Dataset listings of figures
§
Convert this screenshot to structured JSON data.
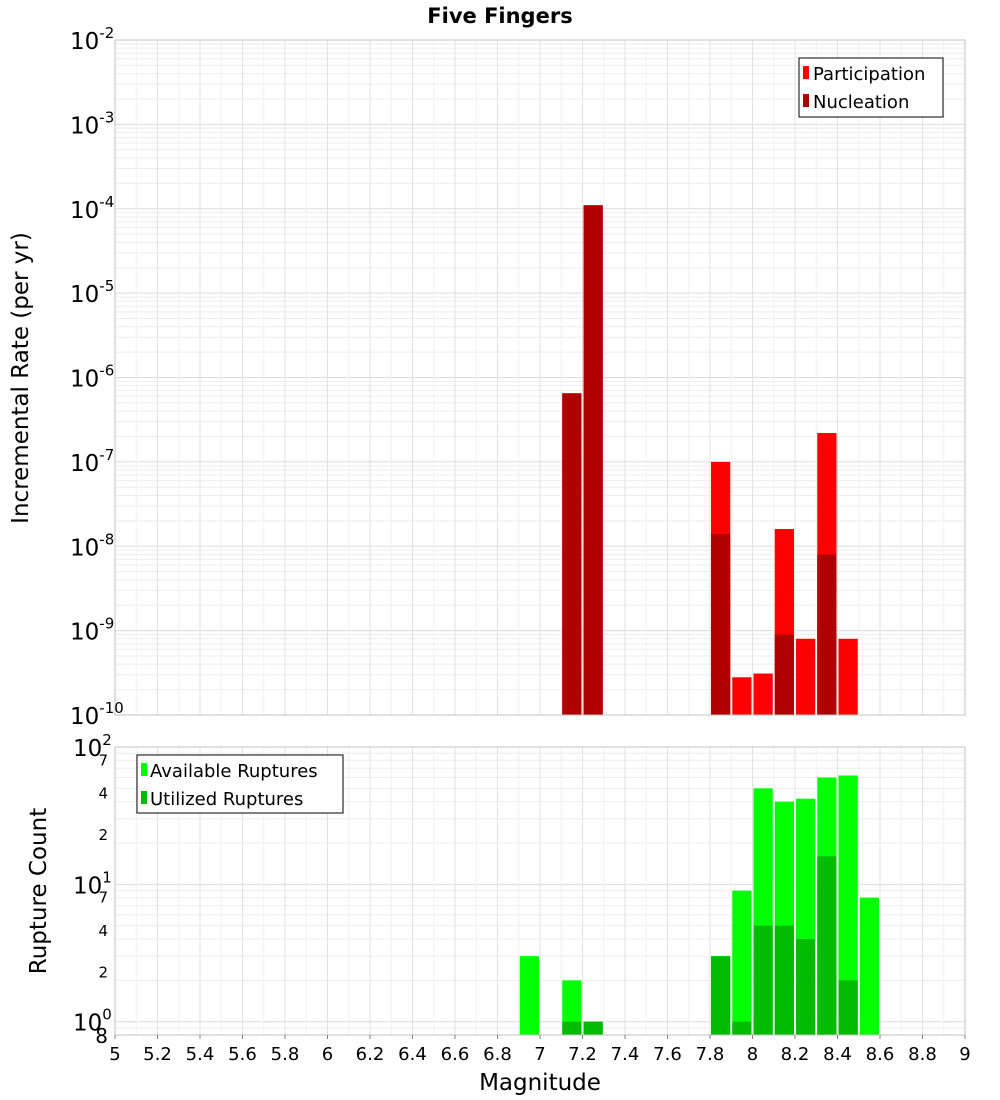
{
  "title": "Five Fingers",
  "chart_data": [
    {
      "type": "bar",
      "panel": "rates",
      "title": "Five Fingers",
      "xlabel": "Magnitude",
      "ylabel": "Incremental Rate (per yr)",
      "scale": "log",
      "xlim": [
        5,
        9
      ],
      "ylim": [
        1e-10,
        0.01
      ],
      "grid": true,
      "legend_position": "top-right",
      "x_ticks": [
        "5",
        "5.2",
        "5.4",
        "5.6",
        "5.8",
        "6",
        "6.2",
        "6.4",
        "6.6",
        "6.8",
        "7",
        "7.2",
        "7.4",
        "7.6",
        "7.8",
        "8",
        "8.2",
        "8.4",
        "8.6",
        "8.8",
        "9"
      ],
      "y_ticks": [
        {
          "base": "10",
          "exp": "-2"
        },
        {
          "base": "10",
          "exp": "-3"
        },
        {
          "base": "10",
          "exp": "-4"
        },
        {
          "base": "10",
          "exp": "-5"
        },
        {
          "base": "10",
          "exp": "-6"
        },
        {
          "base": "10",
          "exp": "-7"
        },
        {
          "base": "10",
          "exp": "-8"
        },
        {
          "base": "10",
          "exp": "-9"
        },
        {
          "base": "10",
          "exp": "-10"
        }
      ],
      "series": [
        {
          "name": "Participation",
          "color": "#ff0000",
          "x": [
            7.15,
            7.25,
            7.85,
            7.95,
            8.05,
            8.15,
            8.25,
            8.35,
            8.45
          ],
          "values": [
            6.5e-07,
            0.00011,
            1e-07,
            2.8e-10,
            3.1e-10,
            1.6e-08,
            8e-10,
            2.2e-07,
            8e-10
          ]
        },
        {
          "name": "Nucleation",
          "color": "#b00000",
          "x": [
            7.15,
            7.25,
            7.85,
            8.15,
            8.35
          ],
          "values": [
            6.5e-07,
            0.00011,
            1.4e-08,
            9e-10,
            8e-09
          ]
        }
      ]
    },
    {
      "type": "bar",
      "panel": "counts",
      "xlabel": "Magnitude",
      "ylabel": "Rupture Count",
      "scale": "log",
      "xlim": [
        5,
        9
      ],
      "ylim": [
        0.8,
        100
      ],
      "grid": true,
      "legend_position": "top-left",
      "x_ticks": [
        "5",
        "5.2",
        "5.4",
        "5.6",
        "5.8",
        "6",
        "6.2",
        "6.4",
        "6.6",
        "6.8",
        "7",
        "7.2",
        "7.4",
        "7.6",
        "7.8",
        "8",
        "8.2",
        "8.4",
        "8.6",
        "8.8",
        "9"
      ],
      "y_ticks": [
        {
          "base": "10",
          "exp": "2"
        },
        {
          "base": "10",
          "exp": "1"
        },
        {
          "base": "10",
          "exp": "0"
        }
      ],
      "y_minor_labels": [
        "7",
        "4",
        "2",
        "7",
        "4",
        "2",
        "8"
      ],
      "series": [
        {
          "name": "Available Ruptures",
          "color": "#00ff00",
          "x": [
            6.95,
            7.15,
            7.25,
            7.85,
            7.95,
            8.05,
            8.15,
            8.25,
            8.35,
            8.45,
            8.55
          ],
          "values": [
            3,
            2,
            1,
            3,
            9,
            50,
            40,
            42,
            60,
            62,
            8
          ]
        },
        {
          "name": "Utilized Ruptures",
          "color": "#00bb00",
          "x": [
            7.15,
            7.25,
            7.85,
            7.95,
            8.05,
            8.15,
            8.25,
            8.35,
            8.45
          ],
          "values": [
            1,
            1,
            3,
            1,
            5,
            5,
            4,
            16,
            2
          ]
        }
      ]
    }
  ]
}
§
# [Given instruction]
Pictures don't belong in the copy. Transcribe every record exactly as it appears.

# [Result of the exercise]
Convert this screenshot to structured JSON data.
{
  "title": "Five Fingers",
  "chart_data": [
    {
      "type": "bar",
      "panel": "rates",
      "title": "Five Fingers",
      "xlabel": "Magnitude",
      "ylabel": "Incremental Rate (per yr)",
      "scale": "log",
      "xlim": [
        5,
        9
      ],
      "ylim": [
        1e-10,
        0.01
      ],
      "grid": true,
      "legend_position": "top-right",
      "x_ticks": [
        "5",
        "5.2",
        "5.4",
        "5.6",
        "5.8",
        "6",
        "6.2",
        "6.4",
        "6.6",
        "6.8",
        "7",
        "7.2",
        "7.4",
        "7.6",
        "7.8",
        "8",
        "8.2",
        "8.4",
        "8.6",
        "8.8",
        "9"
      ],
      "y_ticks": [
        {
          "base": "10",
          "exp": "-2"
        },
        {
          "base": "10",
          "exp": "-3"
        },
        {
          "base": "10",
          "exp": "-4"
        },
        {
          "base": "10",
          "exp": "-5"
        },
        {
          "base": "10",
          "exp": "-6"
        },
        {
          "base": "10",
          "exp": "-7"
        },
        {
          "base": "10",
          "exp": "-8"
        },
        {
          "base": "10",
          "exp": "-9"
        },
        {
          "base": "10",
          "exp": "-10"
        }
      ],
      "series": [
        {
          "name": "Participation",
          "color": "#ff0000",
          "x": [
            7.15,
            7.25,
            7.85,
            7.95,
            8.05,
            8.15,
            8.25,
            8.35,
            8.45
          ],
          "values": [
            6.5e-07,
            0.00011,
            1e-07,
            2.8e-10,
            3.1e-10,
            1.6e-08,
            8e-10,
            2.2e-07,
            8e-10
          ]
        },
        {
          "name": "Nucleation",
          "color": "#b00000",
          "x": [
            7.15,
            7.25,
            7.85,
            8.15,
            8.35
          ],
          "values": [
            6.5e-07,
            0.00011,
            1.4e-08,
            9e-10,
            8e-09
          ]
        }
      ]
    },
    {
      "type": "bar",
      "panel": "counts",
      "xlabel": "Magnitude",
      "ylabel": "Rupture Count",
      "scale": "log",
      "xlim": [
        5,
        9
      ],
      "ylim": [
        0.8,
        100
      ],
      "grid": true,
      "legend_position": "top-left",
      "x_ticks": [
        "5",
        "5.2",
        "5.4",
        "5.6",
        "5.8",
        "6",
        "6.2",
        "6.4",
        "6.6",
        "6.8",
        "7",
        "7.2",
        "7.4",
        "7.6",
        "7.8",
        "8",
        "8.2",
        "8.4",
        "8.6",
        "8.8",
        "9"
      ],
      "y_ticks": [
        {
          "base": "10",
          "exp": "2"
        },
        {
          "base": "10",
          "exp": "1"
        },
        {
          "base": "10",
          "exp": "0"
        }
      ],
      "y_minor_labels": [
        "7",
        "4",
        "2",
        "7",
        "4",
        "2",
        "8"
      ],
      "series": [
        {
          "name": "Available Ruptures",
          "color": "#00ff00",
          "x": [
            6.95,
            7.15,
            7.25,
            7.85,
            7.95,
            8.05,
            8.15,
            8.25,
            8.35,
            8.45,
            8.55
          ],
          "values": [
            3,
            2,
            1,
            3,
            9,
            50,
            40,
            42,
            60,
            62,
            8
          ]
        },
        {
          "name": "Utilized Ruptures",
          "color": "#00bb00",
          "x": [
            7.15,
            7.25,
            7.85,
            7.95,
            8.05,
            8.15,
            8.25,
            8.35,
            8.45
          ],
          "values": [
            1,
            1,
            3,
            1,
            5,
            5,
            4,
            16,
            2
          ]
        }
      ]
    }
  ]
}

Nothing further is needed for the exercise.